• **The exercise**
Repeat the records verbatim and leave the pictures out of your copy.

++++++++

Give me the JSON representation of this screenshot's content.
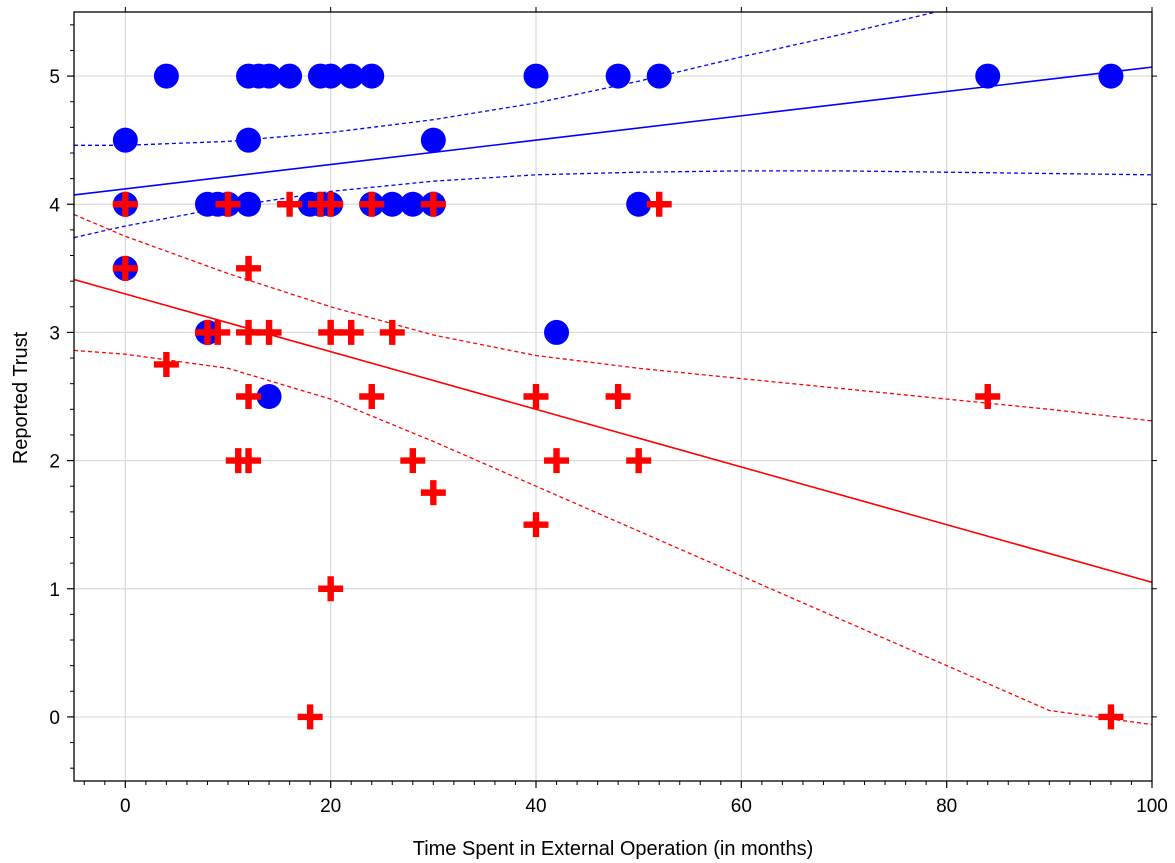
{
  "chart_data": {
    "type": "scatter",
    "title": "",
    "xlabel": "Time Spent in External Operation (in months)",
    "ylabel": "Reported Trust",
    "xlim": [
      -5,
      100
    ],
    "ylim": [
      -0.5,
      5.5
    ],
    "xticks": [
      0,
      20,
      40,
      60,
      80,
      100
    ],
    "yticks": [
      0,
      1,
      2,
      3,
      4,
      5
    ],
    "grid": true,
    "legend": "none",
    "series": [
      {
        "marker": "circle",
        "color": "#0000ff",
        "points": [
          [
            4,
            5
          ],
          [
            12,
            5
          ],
          [
            13,
            5
          ],
          [
            14,
            5
          ],
          [
            16,
            5
          ],
          [
            19,
            5
          ],
          [
            20,
            5
          ],
          [
            22,
            5
          ],
          [
            24,
            5
          ],
          [
            40,
            5
          ],
          [
            48,
            5
          ],
          [
            52,
            5
          ],
          [
            84,
            5
          ],
          [
            96,
            5
          ],
          [
            0,
            4.5
          ],
          [
            12,
            4.5
          ],
          [
            30,
            4.5
          ],
          [
            0,
            4
          ],
          [
            8,
            4
          ],
          [
            9,
            4
          ],
          [
            10,
            4
          ],
          [
            12,
            4
          ],
          [
            18,
            4
          ],
          [
            19,
            4
          ],
          [
            20,
            4
          ],
          [
            24,
            4
          ],
          [
            26,
            4
          ],
          [
            28,
            4
          ],
          [
            30,
            4
          ],
          [
            50,
            4
          ],
          [
            0,
            3.5
          ],
          [
            8,
            3
          ],
          [
            42,
            3
          ],
          [
            14,
            2.5
          ]
        ],
        "fit": {
          "intercept": 4.12,
          "slope": 0.0095
        },
        "ci_upper": [
          [
            -5,
            4.46
          ],
          [
            0,
            4.46
          ],
          [
            10,
            4.49
          ],
          [
            20,
            4.56
          ],
          [
            30,
            4.66
          ],
          [
            40,
            4.79
          ],
          [
            50,
            4.96
          ],
          [
            60,
            5.15
          ],
          [
            70,
            5.33
          ],
          [
            80,
            5.52
          ],
          [
            90,
            5.72
          ],
          [
            100,
            5.92
          ]
        ],
        "ci_lower": [
          [
            -5,
            3.74
          ],
          [
            0,
            3.83
          ],
          [
            10,
            3.98
          ],
          [
            20,
            4.1
          ],
          [
            30,
            4.18
          ],
          [
            40,
            4.23
          ],
          [
            50,
            4.25
          ],
          [
            60,
            4.26
          ],
          [
            70,
            4.26
          ],
          [
            80,
            4.25
          ],
          [
            90,
            4.24
          ],
          [
            100,
            4.23
          ]
        ]
      },
      {
        "marker": "cross",
        "color": "#ff0000",
        "points": [
          [
            0,
            4
          ],
          [
            10,
            4
          ],
          [
            16,
            4
          ],
          [
            19,
            4
          ],
          [
            20,
            4
          ],
          [
            24,
            4
          ],
          [
            30,
            4
          ],
          [
            52,
            4
          ],
          [
            0,
            3.5
          ],
          [
            12,
            3.5
          ],
          [
            8,
            3
          ],
          [
            9,
            3
          ],
          [
            12,
            3
          ],
          [
            14,
            3
          ],
          [
            20,
            3
          ],
          [
            22,
            3
          ],
          [
            26,
            3
          ],
          [
            4,
            2.75
          ],
          [
            12,
            2.5
          ],
          [
            24,
            2.5
          ],
          [
            40,
            2.5
          ],
          [
            48,
            2.5
          ],
          [
            84,
            2.5
          ],
          [
            11,
            2
          ],
          [
            12,
            2
          ],
          [
            28,
            2
          ],
          [
            42,
            2
          ],
          [
            50,
            2
          ],
          [
            30,
            1.75
          ],
          [
            40,
            1.5
          ],
          [
            20,
            1
          ],
          [
            18,
            0
          ],
          [
            96,
            0
          ]
        ],
        "fit": {
          "intercept": 3.3,
          "slope": -0.0225
        },
        "ci_upper": [
          [
            -5,
            3.92
          ],
          [
            0,
            3.75
          ],
          [
            10,
            3.46
          ],
          [
            20,
            3.2
          ],
          [
            30,
            2.98
          ],
          [
            40,
            2.82
          ],
          [
            50,
            2.72
          ],
          [
            60,
            2.64
          ],
          [
            70,
            2.56
          ],
          [
            80,
            2.48
          ],
          [
            90,
            2.4
          ],
          [
            100,
            2.31
          ]
        ],
        "ci_lower": [
          [
            -5,
            2.86
          ],
          [
            0,
            2.83
          ],
          [
            10,
            2.72
          ],
          [
            20,
            2.48
          ],
          [
            30,
            2.15
          ],
          [
            40,
            1.8
          ],
          [
            50,
            1.45
          ],
          [
            60,
            1.1
          ],
          [
            70,
            0.75
          ],
          [
            80,
            0.4
          ],
          [
            90,
            0.05
          ],
          [
            100,
            -0.06
          ]
        ]
      }
    ]
  }
}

++++++++

• **Response to this task**
Give me the JSON representation of this screenshot's content.
{
  "chart_data": {
    "type": "scatter",
    "title": "",
    "xlabel": "Time Spent in External Operation (in months)",
    "ylabel": "Reported Trust",
    "xlim": [
      -5,
      100
    ],
    "ylim": [
      -0.5,
      5.5
    ],
    "xticks": [
      0,
      20,
      40,
      60,
      80,
      100
    ],
    "yticks": [
      0,
      1,
      2,
      3,
      4,
      5
    ],
    "grid": true,
    "legend": "none",
    "series": [
      {
        "marker": "circle",
        "color": "#0000ff",
        "points": [
          [
            4,
            5
          ],
          [
            12,
            5
          ],
          [
            13,
            5
          ],
          [
            14,
            5
          ],
          [
            16,
            5
          ],
          [
            19,
            5
          ],
          [
            20,
            5
          ],
          [
            22,
            5
          ],
          [
            24,
            5
          ],
          [
            40,
            5
          ],
          [
            48,
            5
          ],
          [
            52,
            5
          ],
          [
            84,
            5
          ],
          [
            96,
            5
          ],
          [
            0,
            4.5
          ],
          [
            12,
            4.5
          ],
          [
            30,
            4.5
          ],
          [
            0,
            4
          ],
          [
            8,
            4
          ],
          [
            9,
            4
          ],
          [
            10,
            4
          ],
          [
            12,
            4
          ],
          [
            18,
            4
          ],
          [
            19,
            4
          ],
          [
            20,
            4
          ],
          [
            24,
            4
          ],
          [
            26,
            4
          ],
          [
            28,
            4
          ],
          [
            30,
            4
          ],
          [
            50,
            4
          ],
          [
            0,
            3.5
          ],
          [
            8,
            3
          ],
          [
            42,
            3
          ],
          [
            14,
            2.5
          ]
        ],
        "fit": {
          "intercept": 4.12,
          "slope": 0.0095
        },
        "ci_upper": [
          [
            -5,
            4.46
          ],
          [
            0,
            4.46
          ],
          [
            10,
            4.49
          ],
          [
            20,
            4.56
          ],
          [
            30,
            4.66
          ],
          [
            40,
            4.79
          ],
          [
            50,
            4.96
          ],
          [
            60,
            5.15
          ],
          [
            70,
            5.33
          ],
          [
            80,
            5.52
          ],
          [
            90,
            5.72
          ],
          [
            100,
            5.92
          ]
        ],
        "ci_lower": [
          [
            -5,
            3.74
          ],
          [
            0,
            3.83
          ],
          [
            10,
            3.98
          ],
          [
            20,
            4.1
          ],
          [
            30,
            4.18
          ],
          [
            40,
            4.23
          ],
          [
            50,
            4.25
          ],
          [
            60,
            4.26
          ],
          [
            70,
            4.26
          ],
          [
            80,
            4.25
          ],
          [
            90,
            4.24
          ],
          [
            100,
            4.23
          ]
        ]
      },
      {
        "marker": "cross",
        "color": "#ff0000",
        "points": [
          [
            0,
            4
          ],
          [
            10,
            4
          ],
          [
            16,
            4
          ],
          [
            19,
            4
          ],
          [
            20,
            4
          ],
          [
            24,
            4
          ],
          [
            30,
            4
          ],
          [
            52,
            4
          ],
          [
            0,
            3.5
          ],
          [
            12,
            3.5
          ],
          [
            8,
            3
          ],
          [
            9,
            3
          ],
          [
            12,
            3
          ],
          [
            14,
            3
          ],
          [
            20,
            3
          ],
          [
            22,
            3
          ],
          [
            26,
            3
          ],
          [
            4,
            2.75
          ],
          [
            12,
            2.5
          ],
          [
            24,
            2.5
          ],
          [
            40,
            2.5
          ],
          [
            48,
            2.5
          ],
          [
            84,
            2.5
          ],
          [
            11,
            2
          ],
          [
            12,
            2
          ],
          [
            28,
            2
          ],
          [
            42,
            2
          ],
          [
            50,
            2
          ],
          [
            30,
            1.75
          ],
          [
            40,
            1.5
          ],
          [
            20,
            1
          ],
          [
            18,
            0
          ],
          [
            96,
            0
          ]
        ],
        "fit": {
          "intercept": 3.3,
          "slope": -0.0225
        },
        "ci_upper": [
          [
            -5,
            3.92
          ],
          [
            0,
            3.75
          ],
          [
            10,
            3.46
          ],
          [
            20,
            3.2
          ],
          [
            30,
            2.98
          ],
          [
            40,
            2.82
          ],
          [
            50,
            2.72
          ],
          [
            60,
            2.64
          ],
          [
            70,
            2.56
          ],
          [
            80,
            2.48
          ],
          [
            90,
            2.4
          ],
          [
            100,
            2.31
          ]
        ],
        "ci_lower": [
          [
            -5,
            2.86
          ],
          [
            0,
            2.83
          ],
          [
            10,
            2.72
          ],
          [
            20,
            2.48
          ],
          [
            30,
            2.15
          ],
          [
            40,
            1.8
          ],
          [
            50,
            1.45
          ],
          [
            60,
            1.1
          ],
          [
            70,
            0.75
          ],
          [
            80,
            0.4
          ],
          [
            90,
            0.05
          ],
          [
            100,
            -0.06
          ]
        ]
      }
    ]
  }
}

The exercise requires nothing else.